Gather the lines that hold the string "this".

### Raw records
## start

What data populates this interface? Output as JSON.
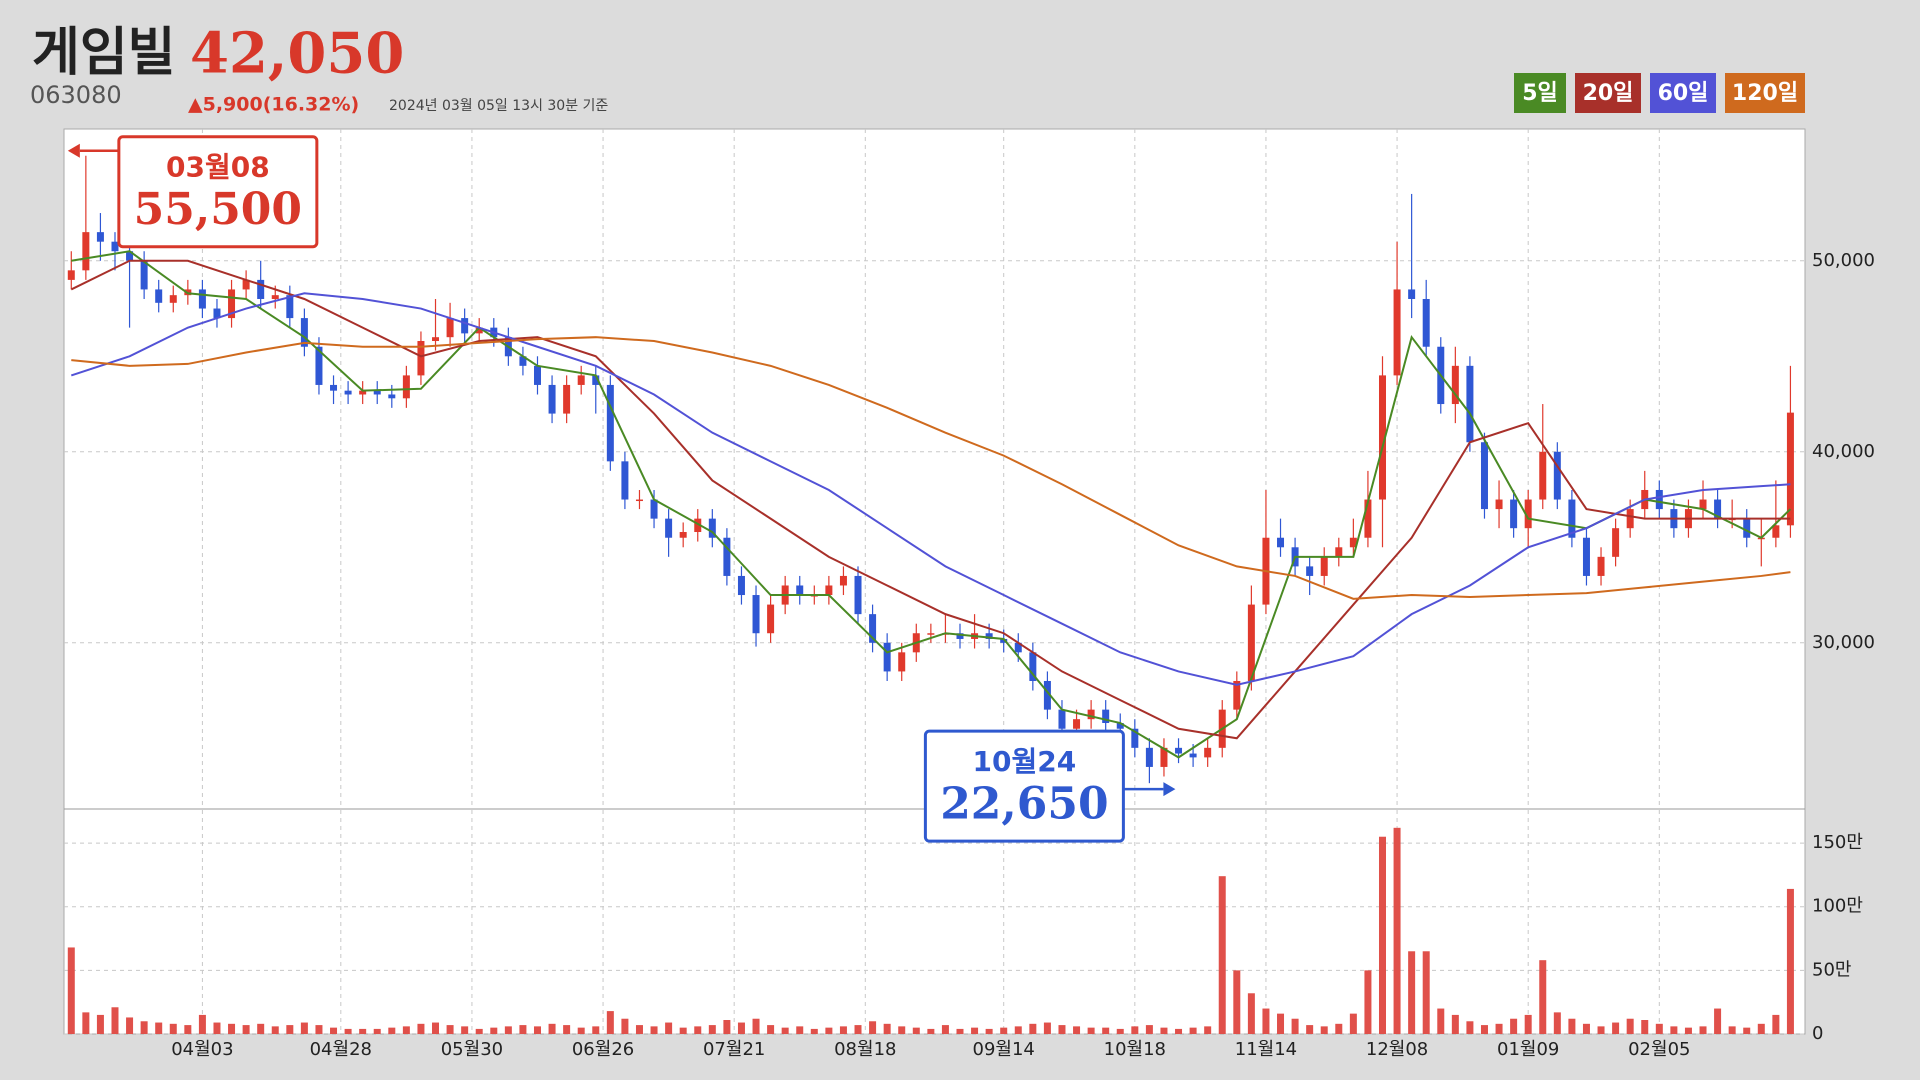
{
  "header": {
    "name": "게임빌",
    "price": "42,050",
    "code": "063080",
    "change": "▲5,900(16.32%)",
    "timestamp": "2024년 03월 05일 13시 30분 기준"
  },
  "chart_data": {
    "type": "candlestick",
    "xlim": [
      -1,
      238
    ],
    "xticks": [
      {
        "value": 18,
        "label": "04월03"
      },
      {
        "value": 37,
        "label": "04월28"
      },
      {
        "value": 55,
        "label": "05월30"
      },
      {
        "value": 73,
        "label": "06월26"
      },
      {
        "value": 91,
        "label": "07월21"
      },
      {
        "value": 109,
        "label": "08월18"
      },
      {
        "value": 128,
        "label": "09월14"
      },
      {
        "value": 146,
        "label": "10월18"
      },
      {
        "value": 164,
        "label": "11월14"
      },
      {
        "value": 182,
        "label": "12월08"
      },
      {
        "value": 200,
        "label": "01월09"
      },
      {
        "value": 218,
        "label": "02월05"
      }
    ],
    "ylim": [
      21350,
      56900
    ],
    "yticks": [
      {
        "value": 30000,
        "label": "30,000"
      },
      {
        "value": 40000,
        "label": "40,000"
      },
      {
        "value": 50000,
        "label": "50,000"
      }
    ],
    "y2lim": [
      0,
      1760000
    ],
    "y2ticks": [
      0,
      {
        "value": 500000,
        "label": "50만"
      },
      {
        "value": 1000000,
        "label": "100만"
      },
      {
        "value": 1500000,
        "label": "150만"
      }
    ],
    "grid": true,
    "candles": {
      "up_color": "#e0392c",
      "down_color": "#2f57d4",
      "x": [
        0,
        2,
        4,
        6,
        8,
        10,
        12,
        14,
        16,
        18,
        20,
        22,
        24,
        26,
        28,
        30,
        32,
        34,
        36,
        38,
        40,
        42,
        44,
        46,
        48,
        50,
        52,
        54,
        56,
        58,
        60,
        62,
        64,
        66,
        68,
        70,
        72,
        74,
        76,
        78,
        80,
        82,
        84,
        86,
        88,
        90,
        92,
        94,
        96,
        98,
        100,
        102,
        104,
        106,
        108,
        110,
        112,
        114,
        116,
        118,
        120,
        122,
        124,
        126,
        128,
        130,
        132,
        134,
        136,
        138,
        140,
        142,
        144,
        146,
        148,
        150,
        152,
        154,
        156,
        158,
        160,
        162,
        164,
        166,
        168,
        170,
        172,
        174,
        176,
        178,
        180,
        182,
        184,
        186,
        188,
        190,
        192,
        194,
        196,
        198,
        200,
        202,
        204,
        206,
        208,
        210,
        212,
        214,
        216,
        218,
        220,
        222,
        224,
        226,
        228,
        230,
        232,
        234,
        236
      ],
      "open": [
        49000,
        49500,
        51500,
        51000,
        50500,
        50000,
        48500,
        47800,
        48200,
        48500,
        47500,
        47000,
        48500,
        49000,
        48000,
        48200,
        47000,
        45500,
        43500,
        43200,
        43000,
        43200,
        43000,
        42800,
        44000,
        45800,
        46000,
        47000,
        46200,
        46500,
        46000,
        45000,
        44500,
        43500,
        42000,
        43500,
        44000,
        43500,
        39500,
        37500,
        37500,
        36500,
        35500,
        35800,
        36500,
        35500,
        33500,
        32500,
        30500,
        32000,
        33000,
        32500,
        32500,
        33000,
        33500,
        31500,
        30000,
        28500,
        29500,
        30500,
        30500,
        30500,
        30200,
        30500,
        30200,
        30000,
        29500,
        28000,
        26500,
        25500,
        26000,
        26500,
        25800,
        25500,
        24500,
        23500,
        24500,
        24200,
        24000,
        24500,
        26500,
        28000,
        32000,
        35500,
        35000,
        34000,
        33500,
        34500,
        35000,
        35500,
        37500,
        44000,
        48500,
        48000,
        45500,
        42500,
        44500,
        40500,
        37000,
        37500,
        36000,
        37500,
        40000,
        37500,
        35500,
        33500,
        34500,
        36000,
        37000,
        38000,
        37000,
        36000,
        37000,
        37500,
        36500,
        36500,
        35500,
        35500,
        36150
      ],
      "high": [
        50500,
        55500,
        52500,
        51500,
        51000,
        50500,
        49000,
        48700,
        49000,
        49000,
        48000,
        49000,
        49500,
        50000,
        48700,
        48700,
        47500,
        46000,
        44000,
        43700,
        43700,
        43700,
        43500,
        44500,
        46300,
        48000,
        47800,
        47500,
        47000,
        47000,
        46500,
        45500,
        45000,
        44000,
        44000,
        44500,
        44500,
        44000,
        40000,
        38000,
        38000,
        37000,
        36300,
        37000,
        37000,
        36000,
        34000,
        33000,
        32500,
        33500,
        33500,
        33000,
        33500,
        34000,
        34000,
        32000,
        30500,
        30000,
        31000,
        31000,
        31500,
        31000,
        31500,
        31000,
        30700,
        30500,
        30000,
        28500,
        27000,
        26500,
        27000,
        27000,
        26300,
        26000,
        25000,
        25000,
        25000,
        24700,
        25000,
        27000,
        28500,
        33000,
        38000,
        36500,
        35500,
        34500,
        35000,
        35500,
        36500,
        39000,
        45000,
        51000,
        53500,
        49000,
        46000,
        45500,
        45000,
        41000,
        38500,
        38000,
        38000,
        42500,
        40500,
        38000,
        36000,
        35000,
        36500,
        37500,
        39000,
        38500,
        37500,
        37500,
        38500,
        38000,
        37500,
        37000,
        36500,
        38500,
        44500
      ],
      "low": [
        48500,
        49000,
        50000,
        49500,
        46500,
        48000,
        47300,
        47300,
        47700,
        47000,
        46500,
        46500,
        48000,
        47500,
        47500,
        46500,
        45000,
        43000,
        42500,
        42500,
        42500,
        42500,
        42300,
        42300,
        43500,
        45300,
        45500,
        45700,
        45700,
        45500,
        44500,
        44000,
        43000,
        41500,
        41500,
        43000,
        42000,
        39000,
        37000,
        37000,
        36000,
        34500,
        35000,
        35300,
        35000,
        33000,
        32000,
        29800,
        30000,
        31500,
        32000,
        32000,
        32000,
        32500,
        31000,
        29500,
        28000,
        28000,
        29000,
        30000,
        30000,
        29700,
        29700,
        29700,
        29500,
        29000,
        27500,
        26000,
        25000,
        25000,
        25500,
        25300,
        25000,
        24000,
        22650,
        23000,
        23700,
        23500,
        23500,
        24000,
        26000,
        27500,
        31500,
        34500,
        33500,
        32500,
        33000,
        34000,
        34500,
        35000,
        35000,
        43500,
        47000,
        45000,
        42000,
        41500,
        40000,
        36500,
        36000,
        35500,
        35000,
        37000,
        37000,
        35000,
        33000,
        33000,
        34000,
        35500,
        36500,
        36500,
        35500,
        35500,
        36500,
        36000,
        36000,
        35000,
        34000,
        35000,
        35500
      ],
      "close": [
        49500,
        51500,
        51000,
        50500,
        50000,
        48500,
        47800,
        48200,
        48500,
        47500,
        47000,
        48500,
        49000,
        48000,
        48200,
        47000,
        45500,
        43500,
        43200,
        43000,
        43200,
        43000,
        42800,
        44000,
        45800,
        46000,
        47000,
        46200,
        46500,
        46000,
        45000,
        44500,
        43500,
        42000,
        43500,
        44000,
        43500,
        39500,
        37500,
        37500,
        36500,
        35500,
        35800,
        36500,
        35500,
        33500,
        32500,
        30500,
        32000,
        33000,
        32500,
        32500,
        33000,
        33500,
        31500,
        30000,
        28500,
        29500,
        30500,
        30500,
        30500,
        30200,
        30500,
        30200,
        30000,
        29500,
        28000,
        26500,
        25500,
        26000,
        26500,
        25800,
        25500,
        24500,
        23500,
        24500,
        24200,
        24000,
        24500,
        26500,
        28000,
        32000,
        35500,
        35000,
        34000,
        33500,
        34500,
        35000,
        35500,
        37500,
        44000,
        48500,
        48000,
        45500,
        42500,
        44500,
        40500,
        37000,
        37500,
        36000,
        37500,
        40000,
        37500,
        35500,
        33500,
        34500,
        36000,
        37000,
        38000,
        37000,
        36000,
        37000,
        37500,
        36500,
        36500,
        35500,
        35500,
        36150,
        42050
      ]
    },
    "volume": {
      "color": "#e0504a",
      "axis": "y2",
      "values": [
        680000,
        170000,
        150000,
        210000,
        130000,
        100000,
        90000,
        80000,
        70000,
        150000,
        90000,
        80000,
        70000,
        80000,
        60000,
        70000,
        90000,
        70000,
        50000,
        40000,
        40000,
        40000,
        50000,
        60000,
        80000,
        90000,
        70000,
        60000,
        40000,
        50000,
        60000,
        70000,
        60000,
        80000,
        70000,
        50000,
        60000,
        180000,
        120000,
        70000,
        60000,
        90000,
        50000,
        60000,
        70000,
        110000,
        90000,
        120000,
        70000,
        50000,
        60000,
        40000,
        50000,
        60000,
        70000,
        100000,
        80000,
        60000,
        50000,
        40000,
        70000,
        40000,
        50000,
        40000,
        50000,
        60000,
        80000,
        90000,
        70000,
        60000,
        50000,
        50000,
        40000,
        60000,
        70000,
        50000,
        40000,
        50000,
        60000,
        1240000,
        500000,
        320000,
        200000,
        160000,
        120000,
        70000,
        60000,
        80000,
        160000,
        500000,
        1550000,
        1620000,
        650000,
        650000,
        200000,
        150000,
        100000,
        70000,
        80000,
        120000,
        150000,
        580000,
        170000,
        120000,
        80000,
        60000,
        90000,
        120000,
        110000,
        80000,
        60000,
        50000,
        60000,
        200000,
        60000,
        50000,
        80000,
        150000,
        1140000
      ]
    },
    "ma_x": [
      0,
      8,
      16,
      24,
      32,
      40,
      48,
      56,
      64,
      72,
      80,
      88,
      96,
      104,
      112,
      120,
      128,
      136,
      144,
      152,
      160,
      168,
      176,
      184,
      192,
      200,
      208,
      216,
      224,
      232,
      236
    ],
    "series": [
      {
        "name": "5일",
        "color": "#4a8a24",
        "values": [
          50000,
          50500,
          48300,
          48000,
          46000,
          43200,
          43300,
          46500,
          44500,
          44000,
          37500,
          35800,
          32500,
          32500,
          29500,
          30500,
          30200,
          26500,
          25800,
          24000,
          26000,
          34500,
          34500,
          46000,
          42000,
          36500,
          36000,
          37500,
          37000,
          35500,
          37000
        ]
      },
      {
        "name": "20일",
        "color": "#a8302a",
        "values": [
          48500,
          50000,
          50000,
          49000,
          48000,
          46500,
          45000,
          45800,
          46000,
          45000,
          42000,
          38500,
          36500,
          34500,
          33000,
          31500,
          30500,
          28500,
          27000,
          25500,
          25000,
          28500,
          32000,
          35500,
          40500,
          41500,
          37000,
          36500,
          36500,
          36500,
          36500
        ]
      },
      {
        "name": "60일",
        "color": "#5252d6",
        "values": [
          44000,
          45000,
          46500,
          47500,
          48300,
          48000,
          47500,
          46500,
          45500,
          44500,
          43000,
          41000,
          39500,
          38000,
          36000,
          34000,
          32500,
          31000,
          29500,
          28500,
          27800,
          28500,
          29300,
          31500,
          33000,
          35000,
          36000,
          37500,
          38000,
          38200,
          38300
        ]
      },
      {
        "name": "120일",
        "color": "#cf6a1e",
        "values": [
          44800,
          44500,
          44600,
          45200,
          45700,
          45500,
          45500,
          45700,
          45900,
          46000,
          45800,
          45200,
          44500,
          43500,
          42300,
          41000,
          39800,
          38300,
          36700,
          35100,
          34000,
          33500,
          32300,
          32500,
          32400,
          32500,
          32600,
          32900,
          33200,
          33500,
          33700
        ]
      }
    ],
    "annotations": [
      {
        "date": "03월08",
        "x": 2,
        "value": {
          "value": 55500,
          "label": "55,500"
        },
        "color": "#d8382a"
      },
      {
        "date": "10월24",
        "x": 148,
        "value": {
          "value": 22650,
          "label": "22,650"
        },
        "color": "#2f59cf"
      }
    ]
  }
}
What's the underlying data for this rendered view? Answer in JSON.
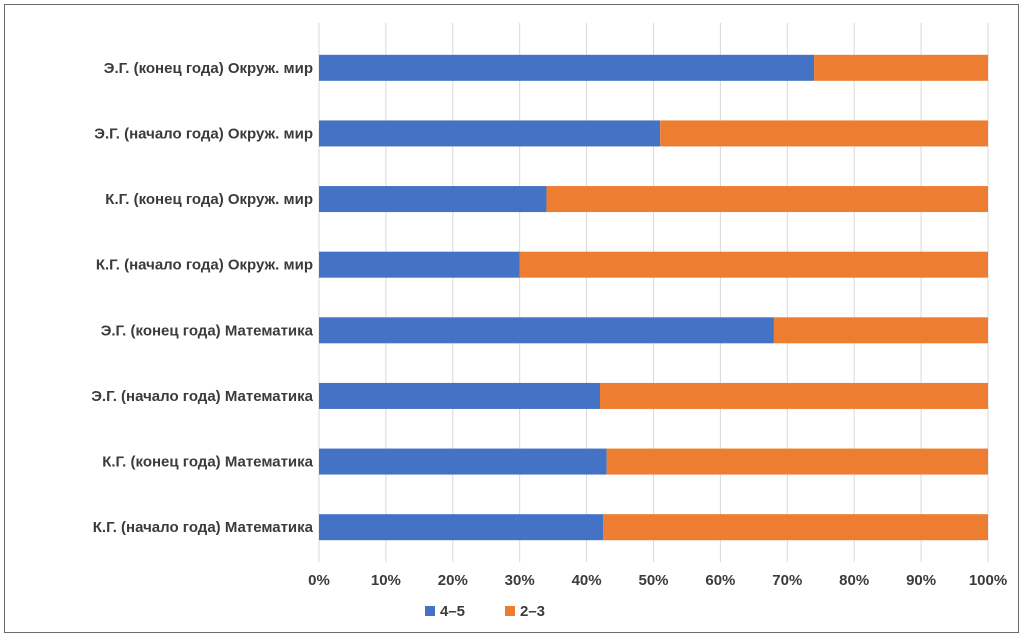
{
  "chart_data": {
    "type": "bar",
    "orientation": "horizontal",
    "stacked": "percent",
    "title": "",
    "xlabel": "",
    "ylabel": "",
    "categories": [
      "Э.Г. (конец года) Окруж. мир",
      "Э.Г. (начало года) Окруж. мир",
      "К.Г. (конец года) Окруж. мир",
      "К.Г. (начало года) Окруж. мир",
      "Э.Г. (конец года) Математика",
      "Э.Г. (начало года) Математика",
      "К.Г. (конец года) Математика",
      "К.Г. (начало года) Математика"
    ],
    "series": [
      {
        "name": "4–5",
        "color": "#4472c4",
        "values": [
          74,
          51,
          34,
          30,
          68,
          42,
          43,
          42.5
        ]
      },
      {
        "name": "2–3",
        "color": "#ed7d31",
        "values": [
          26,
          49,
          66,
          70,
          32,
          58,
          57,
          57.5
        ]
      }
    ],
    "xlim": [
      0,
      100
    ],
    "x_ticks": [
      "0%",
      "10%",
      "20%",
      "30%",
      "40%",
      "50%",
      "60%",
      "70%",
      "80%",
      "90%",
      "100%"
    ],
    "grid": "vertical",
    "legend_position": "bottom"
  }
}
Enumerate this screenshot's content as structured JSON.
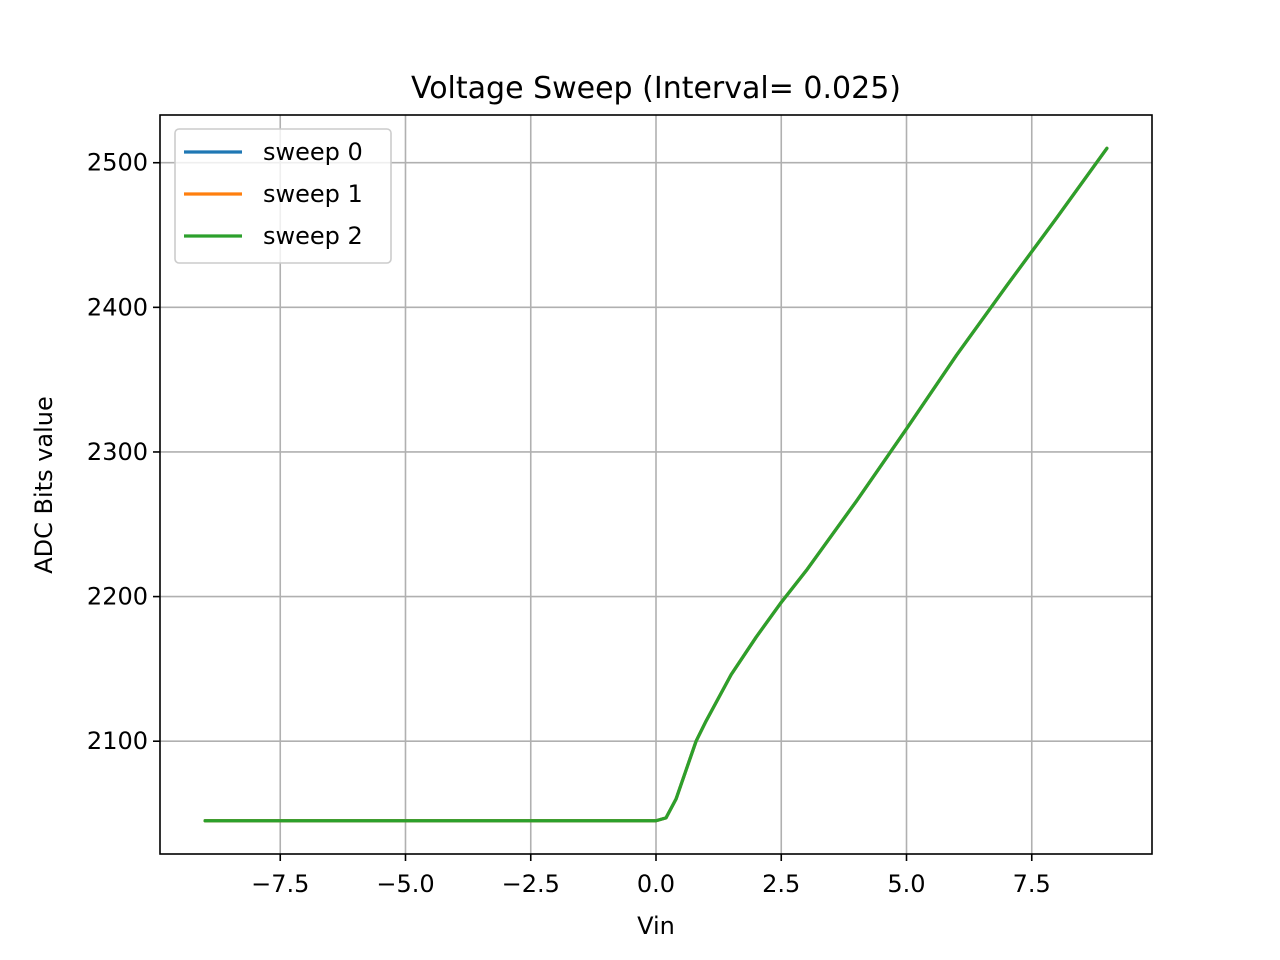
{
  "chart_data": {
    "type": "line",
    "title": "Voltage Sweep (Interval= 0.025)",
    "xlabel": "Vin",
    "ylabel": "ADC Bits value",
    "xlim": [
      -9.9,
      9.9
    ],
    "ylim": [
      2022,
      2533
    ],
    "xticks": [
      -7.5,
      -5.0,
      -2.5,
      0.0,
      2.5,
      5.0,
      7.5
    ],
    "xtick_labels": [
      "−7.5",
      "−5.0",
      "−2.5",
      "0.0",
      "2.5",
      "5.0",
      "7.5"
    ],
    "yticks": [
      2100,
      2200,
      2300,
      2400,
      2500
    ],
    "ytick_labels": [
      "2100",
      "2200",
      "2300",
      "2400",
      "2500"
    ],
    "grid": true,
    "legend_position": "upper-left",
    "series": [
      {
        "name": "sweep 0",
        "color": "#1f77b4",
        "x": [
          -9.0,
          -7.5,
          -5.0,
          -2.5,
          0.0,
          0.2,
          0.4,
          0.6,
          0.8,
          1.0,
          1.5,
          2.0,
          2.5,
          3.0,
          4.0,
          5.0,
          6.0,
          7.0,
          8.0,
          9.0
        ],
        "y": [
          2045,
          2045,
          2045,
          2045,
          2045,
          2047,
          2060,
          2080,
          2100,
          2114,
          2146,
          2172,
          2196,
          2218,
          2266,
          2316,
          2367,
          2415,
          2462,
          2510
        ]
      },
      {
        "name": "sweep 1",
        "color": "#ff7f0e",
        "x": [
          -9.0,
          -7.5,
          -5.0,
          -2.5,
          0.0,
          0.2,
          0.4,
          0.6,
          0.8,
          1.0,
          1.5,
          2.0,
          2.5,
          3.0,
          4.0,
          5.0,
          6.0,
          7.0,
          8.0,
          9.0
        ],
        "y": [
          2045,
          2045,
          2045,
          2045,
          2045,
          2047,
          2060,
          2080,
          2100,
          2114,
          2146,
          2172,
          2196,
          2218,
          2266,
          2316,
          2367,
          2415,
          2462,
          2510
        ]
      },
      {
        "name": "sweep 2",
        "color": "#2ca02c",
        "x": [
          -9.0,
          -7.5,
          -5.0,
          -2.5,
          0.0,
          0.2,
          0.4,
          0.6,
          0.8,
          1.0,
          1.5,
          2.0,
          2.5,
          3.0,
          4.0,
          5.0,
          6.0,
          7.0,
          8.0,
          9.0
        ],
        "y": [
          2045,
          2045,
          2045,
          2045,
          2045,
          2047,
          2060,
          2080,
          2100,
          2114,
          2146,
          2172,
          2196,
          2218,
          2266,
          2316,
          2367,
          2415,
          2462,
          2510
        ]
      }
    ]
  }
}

## end

### RESPONSE
What data populates this interface? Output as JSON.
What's the underlying data for this rendered view? Answer in JSON.
Enumerate this screenshot's content as structured JSON.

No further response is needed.